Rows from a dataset

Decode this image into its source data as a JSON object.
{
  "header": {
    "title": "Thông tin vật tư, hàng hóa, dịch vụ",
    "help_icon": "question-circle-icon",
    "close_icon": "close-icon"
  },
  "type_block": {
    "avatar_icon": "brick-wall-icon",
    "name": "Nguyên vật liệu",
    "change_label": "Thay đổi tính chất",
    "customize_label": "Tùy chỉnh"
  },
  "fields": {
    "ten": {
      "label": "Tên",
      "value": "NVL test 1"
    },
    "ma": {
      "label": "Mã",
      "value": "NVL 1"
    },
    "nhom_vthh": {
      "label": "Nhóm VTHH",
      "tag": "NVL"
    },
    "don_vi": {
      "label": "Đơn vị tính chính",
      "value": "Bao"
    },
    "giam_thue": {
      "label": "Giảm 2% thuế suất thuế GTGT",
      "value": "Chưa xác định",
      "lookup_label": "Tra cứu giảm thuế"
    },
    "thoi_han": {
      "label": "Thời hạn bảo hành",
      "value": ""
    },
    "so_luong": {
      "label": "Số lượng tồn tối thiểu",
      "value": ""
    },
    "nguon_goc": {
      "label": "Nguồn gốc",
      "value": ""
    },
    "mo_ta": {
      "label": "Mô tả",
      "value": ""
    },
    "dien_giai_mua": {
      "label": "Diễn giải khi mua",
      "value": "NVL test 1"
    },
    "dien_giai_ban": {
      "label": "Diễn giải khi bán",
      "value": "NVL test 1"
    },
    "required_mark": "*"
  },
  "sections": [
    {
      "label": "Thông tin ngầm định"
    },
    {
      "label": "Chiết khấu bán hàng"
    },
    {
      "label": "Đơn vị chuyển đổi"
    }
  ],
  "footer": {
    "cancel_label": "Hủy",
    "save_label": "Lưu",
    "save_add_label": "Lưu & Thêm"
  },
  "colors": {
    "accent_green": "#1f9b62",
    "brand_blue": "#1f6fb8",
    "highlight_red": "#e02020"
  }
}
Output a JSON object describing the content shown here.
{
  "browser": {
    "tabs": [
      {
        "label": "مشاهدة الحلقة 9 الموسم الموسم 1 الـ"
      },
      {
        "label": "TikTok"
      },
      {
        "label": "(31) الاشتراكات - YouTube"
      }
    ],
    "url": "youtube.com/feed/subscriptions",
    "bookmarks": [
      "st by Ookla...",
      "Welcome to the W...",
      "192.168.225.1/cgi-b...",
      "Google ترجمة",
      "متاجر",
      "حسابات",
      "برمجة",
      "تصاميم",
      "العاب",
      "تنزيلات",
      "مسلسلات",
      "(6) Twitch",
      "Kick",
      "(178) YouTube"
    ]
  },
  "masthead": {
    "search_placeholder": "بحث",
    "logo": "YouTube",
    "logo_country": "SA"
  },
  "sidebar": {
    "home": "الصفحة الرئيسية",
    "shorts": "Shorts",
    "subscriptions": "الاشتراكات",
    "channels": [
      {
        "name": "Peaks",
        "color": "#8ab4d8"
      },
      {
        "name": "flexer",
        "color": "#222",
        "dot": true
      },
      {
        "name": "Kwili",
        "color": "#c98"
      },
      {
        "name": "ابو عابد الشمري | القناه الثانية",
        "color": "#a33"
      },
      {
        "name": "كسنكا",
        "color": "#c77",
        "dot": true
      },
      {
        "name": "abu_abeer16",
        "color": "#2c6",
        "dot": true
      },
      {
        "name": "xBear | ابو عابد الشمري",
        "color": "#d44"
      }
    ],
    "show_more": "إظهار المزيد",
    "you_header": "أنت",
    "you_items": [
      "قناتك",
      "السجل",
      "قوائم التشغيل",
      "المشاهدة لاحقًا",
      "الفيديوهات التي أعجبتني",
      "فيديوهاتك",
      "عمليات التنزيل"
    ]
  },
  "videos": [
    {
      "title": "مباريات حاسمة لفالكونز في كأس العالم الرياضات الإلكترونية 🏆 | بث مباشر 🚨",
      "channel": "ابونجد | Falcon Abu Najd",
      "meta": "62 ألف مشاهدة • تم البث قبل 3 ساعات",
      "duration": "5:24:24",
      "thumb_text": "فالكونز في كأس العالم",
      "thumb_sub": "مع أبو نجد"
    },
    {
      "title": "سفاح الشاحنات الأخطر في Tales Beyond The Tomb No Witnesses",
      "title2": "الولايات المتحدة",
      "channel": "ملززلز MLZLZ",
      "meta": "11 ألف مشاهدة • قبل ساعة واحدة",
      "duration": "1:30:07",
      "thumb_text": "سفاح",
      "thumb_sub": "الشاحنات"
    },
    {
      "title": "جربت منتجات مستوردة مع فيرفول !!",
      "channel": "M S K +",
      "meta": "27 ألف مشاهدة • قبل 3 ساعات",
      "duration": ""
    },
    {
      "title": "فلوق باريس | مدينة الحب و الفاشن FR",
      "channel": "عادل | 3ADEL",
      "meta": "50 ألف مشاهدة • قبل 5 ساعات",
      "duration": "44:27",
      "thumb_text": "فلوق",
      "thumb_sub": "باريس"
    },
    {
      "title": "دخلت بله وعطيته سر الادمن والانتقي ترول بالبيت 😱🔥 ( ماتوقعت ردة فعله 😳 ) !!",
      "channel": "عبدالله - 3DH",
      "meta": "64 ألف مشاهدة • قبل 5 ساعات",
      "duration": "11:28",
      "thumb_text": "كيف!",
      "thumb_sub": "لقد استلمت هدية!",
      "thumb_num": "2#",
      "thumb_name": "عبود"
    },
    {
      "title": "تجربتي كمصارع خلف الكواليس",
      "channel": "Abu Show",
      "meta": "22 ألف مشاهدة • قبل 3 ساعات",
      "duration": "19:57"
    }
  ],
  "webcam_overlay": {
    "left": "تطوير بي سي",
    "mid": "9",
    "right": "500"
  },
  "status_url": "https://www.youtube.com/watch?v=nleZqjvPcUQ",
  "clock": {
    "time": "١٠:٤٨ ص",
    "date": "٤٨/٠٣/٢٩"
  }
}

• Stated task
Determine how many lines of this listing contain "duration", and give only the number.

• Full output
6